### Extracted data entries:
----------

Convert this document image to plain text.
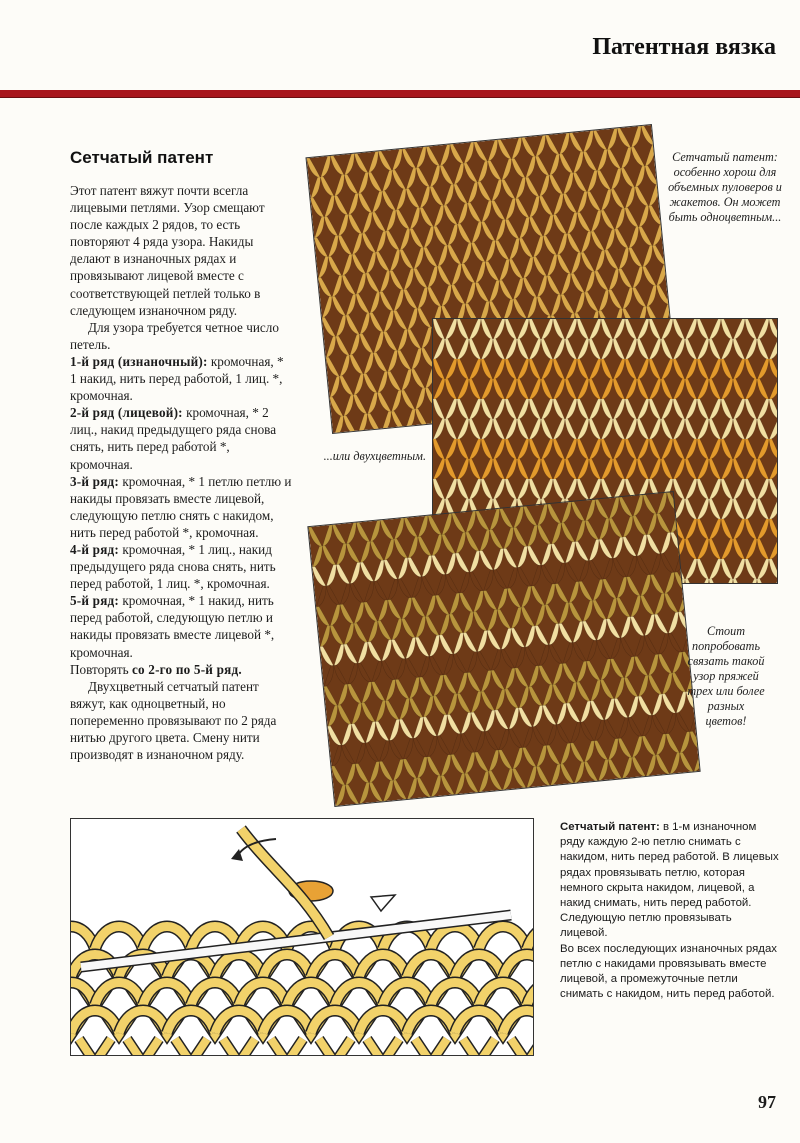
Патентная вязка
Сетчатый патент

Этот патент вяжут почти всегла лицевыми петлями. Узор смещают после каждых 2 рядов, то есть повторяют 4 ряда узора. Накиды делают в изнаночных рядах и провязывают лицевой вместе с соответствующей петлей только в следующем изнаночном ряду.

Для узора требуется четное число петель.

1-й ряд (изнаночный): кромочная, * 1 накид, нить перед работой, 1 лиц. *, кромочная.

2-й ряд (лицевой): кромочная, * 2 лиц., накид предыдущего ряда снова снять, нить перед работой *, кромочная.

3-й ряд: кромочная, * 1 петлю петлю и накиды провязать вместе лицевой, следующую петлю снять с накидом, нить перед работой *, кромочная.

4-й ряд: кромочная, * 1 лиц., накид предыдущего ряда снова снять, нить перед работой, 1 лиц. *, кромочная.

5-й ряд: кромочная, * 1 накид, нить перед работой, следующую петлю и накиды провязать вместе лицевой *, кромочная.

Повторять со 2-го по 5-й ряд.

Двухцветный сетчатый патент вяжут, как одноцветный, но попеременно провязывают по 2 ряда нитью другого цвета. Смену нити производят в изнаночном ряду.

Сетчатый патент: особенно хорош для объемных пуловеров и жакетов. Он может быть одноцветным...
...или двухцветным.
Стоит попробовать связать такой узор пряжей трех или более разных цветов!

Сетчатый патент: в 1-м изнаночном ряду каждую 2-ю петлю снимать с накидом, нить перед работой. В лицевых рядах провязывать петлю, которая немного скрыта накидом, лицевой, а накид снимать, нить перед работой. Следующую петлю провязывать лицевой.

Во всех последующих изнаночных рядах петлю с накидами провязывать вместе лицевой, а промежуточные петли снимать с накидом, нить перед работой.

97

----------

### Written request:
Pull out every line holding "узора" from the records above, and copy it.

### Written response:
Этот патент вяжут почти всегла лицевыми петлями. Узор смещают после каждых 2 рядов, то есть повторяют 4 ряда узора. Накиды делают в изнаночных рядах и провязывают лицевой вместе с соответствующей петлей только в следующем изнаночном ряду.
Для узора требуется четное число петель.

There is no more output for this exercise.